Records from a data collection:
----

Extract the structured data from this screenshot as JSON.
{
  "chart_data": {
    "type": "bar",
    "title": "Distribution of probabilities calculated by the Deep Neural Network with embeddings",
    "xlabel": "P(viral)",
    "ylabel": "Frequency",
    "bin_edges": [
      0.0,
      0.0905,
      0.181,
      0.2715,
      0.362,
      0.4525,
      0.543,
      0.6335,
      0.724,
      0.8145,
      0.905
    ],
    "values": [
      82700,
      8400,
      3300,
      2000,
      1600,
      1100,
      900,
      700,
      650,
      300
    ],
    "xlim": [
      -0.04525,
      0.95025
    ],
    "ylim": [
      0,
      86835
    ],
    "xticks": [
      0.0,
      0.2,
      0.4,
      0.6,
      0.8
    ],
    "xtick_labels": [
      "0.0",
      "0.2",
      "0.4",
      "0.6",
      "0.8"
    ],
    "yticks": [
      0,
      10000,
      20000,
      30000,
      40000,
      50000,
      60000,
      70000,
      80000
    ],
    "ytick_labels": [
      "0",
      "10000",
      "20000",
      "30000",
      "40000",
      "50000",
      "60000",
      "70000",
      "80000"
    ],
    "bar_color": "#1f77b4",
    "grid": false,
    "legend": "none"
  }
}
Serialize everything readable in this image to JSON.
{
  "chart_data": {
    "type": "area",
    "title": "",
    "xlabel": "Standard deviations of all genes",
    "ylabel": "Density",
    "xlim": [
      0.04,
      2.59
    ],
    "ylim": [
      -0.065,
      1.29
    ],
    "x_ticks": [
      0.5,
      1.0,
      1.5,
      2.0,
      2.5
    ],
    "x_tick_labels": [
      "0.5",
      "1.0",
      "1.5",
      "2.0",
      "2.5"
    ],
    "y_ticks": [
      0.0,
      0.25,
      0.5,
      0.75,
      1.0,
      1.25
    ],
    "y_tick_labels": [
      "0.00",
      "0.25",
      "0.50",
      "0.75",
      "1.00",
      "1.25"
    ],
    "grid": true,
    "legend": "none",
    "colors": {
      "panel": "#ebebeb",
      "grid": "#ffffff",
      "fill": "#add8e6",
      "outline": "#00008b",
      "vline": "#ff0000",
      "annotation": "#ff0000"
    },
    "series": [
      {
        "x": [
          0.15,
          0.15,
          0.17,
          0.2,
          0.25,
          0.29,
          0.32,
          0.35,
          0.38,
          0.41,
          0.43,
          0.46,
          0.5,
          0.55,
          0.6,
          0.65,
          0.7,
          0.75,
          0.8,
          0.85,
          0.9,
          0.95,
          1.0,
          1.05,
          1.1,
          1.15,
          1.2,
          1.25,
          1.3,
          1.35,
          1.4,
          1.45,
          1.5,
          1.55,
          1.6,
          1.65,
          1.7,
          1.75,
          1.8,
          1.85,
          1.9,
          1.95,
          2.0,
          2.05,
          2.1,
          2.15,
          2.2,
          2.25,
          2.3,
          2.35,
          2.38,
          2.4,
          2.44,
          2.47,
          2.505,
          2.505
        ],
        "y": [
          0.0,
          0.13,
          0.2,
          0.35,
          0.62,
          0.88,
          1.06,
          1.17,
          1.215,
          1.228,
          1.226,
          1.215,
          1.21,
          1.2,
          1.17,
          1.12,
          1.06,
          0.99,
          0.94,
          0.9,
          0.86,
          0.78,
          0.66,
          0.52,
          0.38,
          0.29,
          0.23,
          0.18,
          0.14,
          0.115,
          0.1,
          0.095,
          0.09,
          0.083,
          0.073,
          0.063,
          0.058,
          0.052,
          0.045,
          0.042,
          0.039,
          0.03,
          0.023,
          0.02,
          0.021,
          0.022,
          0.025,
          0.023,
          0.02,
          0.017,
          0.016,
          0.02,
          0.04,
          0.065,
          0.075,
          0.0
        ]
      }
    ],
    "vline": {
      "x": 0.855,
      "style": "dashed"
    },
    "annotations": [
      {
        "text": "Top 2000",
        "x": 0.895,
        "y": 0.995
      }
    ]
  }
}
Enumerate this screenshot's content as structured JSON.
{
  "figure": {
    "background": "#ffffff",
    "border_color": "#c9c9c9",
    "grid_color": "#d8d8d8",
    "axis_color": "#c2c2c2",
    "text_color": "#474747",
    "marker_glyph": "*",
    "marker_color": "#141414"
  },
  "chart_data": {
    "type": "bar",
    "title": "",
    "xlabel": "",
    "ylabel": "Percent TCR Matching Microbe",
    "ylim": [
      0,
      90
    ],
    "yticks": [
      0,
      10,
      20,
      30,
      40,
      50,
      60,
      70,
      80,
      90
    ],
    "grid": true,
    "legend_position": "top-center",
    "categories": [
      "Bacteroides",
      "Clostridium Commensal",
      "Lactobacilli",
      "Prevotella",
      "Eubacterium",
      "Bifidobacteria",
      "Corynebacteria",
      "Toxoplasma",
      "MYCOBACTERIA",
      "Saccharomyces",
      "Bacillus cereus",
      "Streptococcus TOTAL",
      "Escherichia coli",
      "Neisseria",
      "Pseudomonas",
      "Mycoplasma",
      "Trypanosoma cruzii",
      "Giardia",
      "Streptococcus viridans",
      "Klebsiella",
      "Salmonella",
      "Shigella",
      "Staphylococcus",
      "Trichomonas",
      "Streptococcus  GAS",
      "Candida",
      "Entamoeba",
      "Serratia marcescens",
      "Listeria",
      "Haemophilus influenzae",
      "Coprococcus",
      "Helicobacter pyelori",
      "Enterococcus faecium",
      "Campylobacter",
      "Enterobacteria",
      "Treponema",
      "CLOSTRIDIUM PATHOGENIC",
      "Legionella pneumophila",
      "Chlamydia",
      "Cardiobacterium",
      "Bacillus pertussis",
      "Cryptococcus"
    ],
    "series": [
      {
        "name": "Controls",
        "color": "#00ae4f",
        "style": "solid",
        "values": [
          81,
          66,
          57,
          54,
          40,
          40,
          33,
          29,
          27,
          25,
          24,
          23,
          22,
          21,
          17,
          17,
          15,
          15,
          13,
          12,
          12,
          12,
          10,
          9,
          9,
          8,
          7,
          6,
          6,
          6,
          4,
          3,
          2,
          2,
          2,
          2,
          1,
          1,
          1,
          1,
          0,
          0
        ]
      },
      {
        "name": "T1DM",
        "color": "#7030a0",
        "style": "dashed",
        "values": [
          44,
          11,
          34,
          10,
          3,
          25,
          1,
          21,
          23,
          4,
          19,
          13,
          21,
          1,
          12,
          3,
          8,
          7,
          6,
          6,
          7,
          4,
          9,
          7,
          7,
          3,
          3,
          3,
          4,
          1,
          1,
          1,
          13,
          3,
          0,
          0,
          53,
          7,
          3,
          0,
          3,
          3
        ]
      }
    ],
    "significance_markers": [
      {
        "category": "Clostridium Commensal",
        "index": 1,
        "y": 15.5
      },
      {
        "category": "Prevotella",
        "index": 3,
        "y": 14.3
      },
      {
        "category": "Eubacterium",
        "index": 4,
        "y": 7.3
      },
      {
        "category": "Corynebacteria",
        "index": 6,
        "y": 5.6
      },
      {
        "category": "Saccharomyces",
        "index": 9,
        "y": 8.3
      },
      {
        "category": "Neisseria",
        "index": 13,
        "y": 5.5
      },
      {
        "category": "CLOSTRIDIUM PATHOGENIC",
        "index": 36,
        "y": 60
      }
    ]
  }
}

----

== TASK STATEMENT ==
The expected result is every record above, duplicated exactly.

== SOLVED PROBLEM ==
Extract the structured data from this screenshot as JSON.
{
  "chart_data": {
    "type": "bar",
    "title": "Distribution of probabilities calculated by the Deep Neural Network with embeddings",
    "xlabel": "P(viral)",
    "ylabel": "Frequency",
    "bin_edges": [
      0.0,
      0.0905,
      0.181,
      0.2715,
      0.362,
      0.4525,
      0.543,
      0.6335,
      0.724,
      0.8145,
      0.905
    ],
    "values": [
      82700,
      8400,
      3300,
      2000,
      1600,
      1100,
      900,
      700,
      650,
      300
    ],
    "xlim": [
      -0.04525,
      0.95025
    ],
    "ylim": [
      0,
      86835
    ],
    "xticks": [
      0.0,
      0.2,
      0.4,
      0.6,
      0.8
    ],
    "xtick_labels": [
      "0.0",
      "0.2",
      "0.4",
      "0.6",
      "0.8"
    ],
    "yticks": [
      0,
      10000,
      20000,
      30000,
      40000,
      50000,
      60000,
      70000,
      80000
    ],
    "ytick_labels": [
      "0",
      "10000",
      "20000",
      "30000",
      "40000",
      "50000",
      "60000",
      "70000",
      "80000"
    ],
    "bar_color": "#1f77b4",
    "grid": false,
    "legend": "none"
  }
}
Serialize everything readable in this image to JSON.
{
  "chart_data": {
    "type": "area",
    "title": "",
    "xlabel": "Standard deviations of all genes",
    "ylabel": "Density",
    "xlim": [
      0.04,
      2.59
    ],
    "ylim": [
      -0.065,
      1.29
    ],
    "x_ticks": [
      0.5,
      1.0,
      1.5,
      2.0,
      2.5
    ],
    "x_tick_labels": [
      "0.5",
      "1.0",
      "1.5",
      "2.0",
      "2.5"
    ],
    "y_ticks": [
      0.0,
      0.25,
      0.5,
      0.75,
      1.0,
      1.25
    ],
    "y_tick_labels": [
      "0.00",
      "0.25",
      "0.50",
      "0.75",
      "1.00",
      "1.25"
    ],
    "grid": true,
    "legend": "none",
    "colors": {
      "panel": "#ebebeb",
      "grid": "#ffffff",
      "fill": "#add8e6",
      "outline": "#00008b",
      "vline": "#ff0000",
      "annotation": "#ff0000"
    },
    "series": [
      {
        "x": [
          0.15,
          0.15,
          0.17,
          0.2,
          0.25,
          0.29,
          0.32,
          0.35,
          0.38,
          0.41,
          0.43,
          0.46,
          0.5,
          0.55,
          0.6,
          0.65,
          0.7,
          0.75,
          0.8,
          0.85,
          0.9,
          0.95,
          1.0,
          1.05,
          1.1,
          1.15,
          1.2,
          1.25,
          1.3,
          1.35,
          1.4,
          1.45,
          1.5,
          1.55,
          1.6,
          1.65,
          1.7,
          1.75,
          1.8,
          1.85,
          1.9,
          1.95,
          2.0,
          2.05,
          2.1,
          2.15,
          2.2,
          2.25,
          2.3,
          2.35,
          2.38,
          2.4,
          2.44,
          2.47,
          2.505,
          2.505
        ],
        "y": [
          0.0,
          0.13,
          0.2,
          0.35,
          0.62,
          0.88,
          1.06,
          1.17,
          1.215,
          1.228,
          1.226,
          1.215,
          1.21,
          1.2,
          1.17,
          1.12,
          1.06,
          0.99,
          0.94,
          0.9,
          0.86,
          0.78,
          0.66,
          0.52,
          0.38,
          0.29,
          0.23,
          0.18,
          0.14,
          0.115,
          0.1,
          0.095,
          0.09,
          0.083,
          0.073,
          0.063,
          0.058,
          0.052,
          0.045,
          0.042,
          0.039,
          0.03,
          0.023,
          0.02,
          0.021,
          0.022,
          0.025,
          0.023,
          0.02,
          0.017,
          0.016,
          0.02,
          0.04,
          0.065,
          0.075,
          0.0
        ]
      }
    ],
    "vline": {
      "x": 0.855,
      "style": "dashed"
    },
    "annotations": [
      {
        "text": "Top 2000",
        "x": 0.895,
        "y": 0.995
      }
    ]
  }
}
Enumerate this screenshot's content as structured JSON.
{
  "figure": {
    "background": "#ffffff",
    "border_color": "#c9c9c9",
    "grid_color": "#d8d8d8",
    "axis_color": "#c2c2c2",
    "text_color": "#474747",
    "marker_glyph": "*",
    "marker_color": "#141414"
  },
  "chart_data": {
    "type": "bar",
    "title": "",
    "xlabel": "",
    "ylabel": "Percent TCR Matching Microbe",
    "ylim": [
      0,
      90
    ],
    "yticks": [
      0,
      10,
      20,
      30,
      40,
      50,
      60,
      70,
      80,
      90
    ],
    "grid": true,
    "legend_position": "top-center",
    "categories": [
      "Bacteroides",
      "Clostridium Commensal",
      "Lactobacilli",
      "Prevotella",
      "Eubacterium",
      "Bifidobacteria",
      "Corynebacteria",
      "Toxoplasma",
      "MYCOBACTERIA",
      "Saccharomyces",
      "Bacillus cereus",
      "Streptococcus TOTAL",
      "Escherichia coli",
      "Neisseria",
      "Pseudomonas",
      "Mycoplasma",
      "Trypanosoma cruzii",
      "Giardia",
      "Streptococcus viridans",
      "Klebsiella",
      "Salmonella",
      "Shigella",
      "Staphylococcus",
      "Trichomonas",
      "Streptococcus  GAS",
      "Candida",
      "Entamoeba",
      "Serratia marcescens",
      "Listeria",
      "Haemophilus influenzae",
      "Coprococcus",
      "Helicobacter pyelori",
      "Enterococcus faecium",
      "Campylobacter",
      "Enterobacteria",
      "Treponema",
      "CLOSTRIDIUM PATHOGENIC",
      "Legionella pneumophila",
      "Chlamydia",
      "Cardiobacterium",
      "Bacillus pertussis",
      "Cryptococcus"
    ],
    "series": [
      {
        "name": "Controls",
        "color": "#00ae4f",
        "style": "solid",
        "values": [
          81,
          66,
          57,
          54,
          40,
          40,
          33,
          29,
          27,
          25,
          24,
          23,
          22,
          21,
          17,
          17,
          15,
          15,
          13,
          12,
          12,
          12,
          10,
          9,
          9,
          8,
          7,
          6,
          6,
          6,
          4,
          3,
          2,
          2,
          2,
          2,
          1,
          1,
          1,
          1,
          0,
          0
        ]
      },
      {
        "name": "T1DM",
        "color": "#7030a0",
        "style": "dashed",
        "values": [
          44,
          11,
          34,
          10,
          3,
          25,
          1,
          21,
          23,
          4,
          19,
          13,
          21,
          1,
          12,
          3,
          8,
          7,
          6,
          6,
          7,
          4,
          9,
          7,
          7,
          3,
          3,
          3,
          4,
          1,
          1,
          1,
          13,
          3,
          0,
          0,
          53,
          7,
          3,
          0,
          3,
          3
        ]
      }
    ],
    "significance_markers": [
      {
        "category": "Clostridium Commensal",
        "index": 1,
        "y": 15.5
      },
      {
        "category": "Prevotella",
        "index": 3,
        "y": 14.3
      },
      {
        "category": "Eubacterium",
        "index": 4,
        "y": 7.3
      },
      {
        "category": "Corynebacteria",
        "index": 6,
        "y": 5.6
      },
      {
        "category": "Saccharomyces",
        "index": 9,
        "y": 8.3
      },
      {
        "category": "Neisseria",
        "index": 13,
        "y": 5.5
      },
      {
        "category": "CLOSTRIDIUM PATHOGENIC",
        "index": 36,
        "y": 60
      }
    ]
  }
}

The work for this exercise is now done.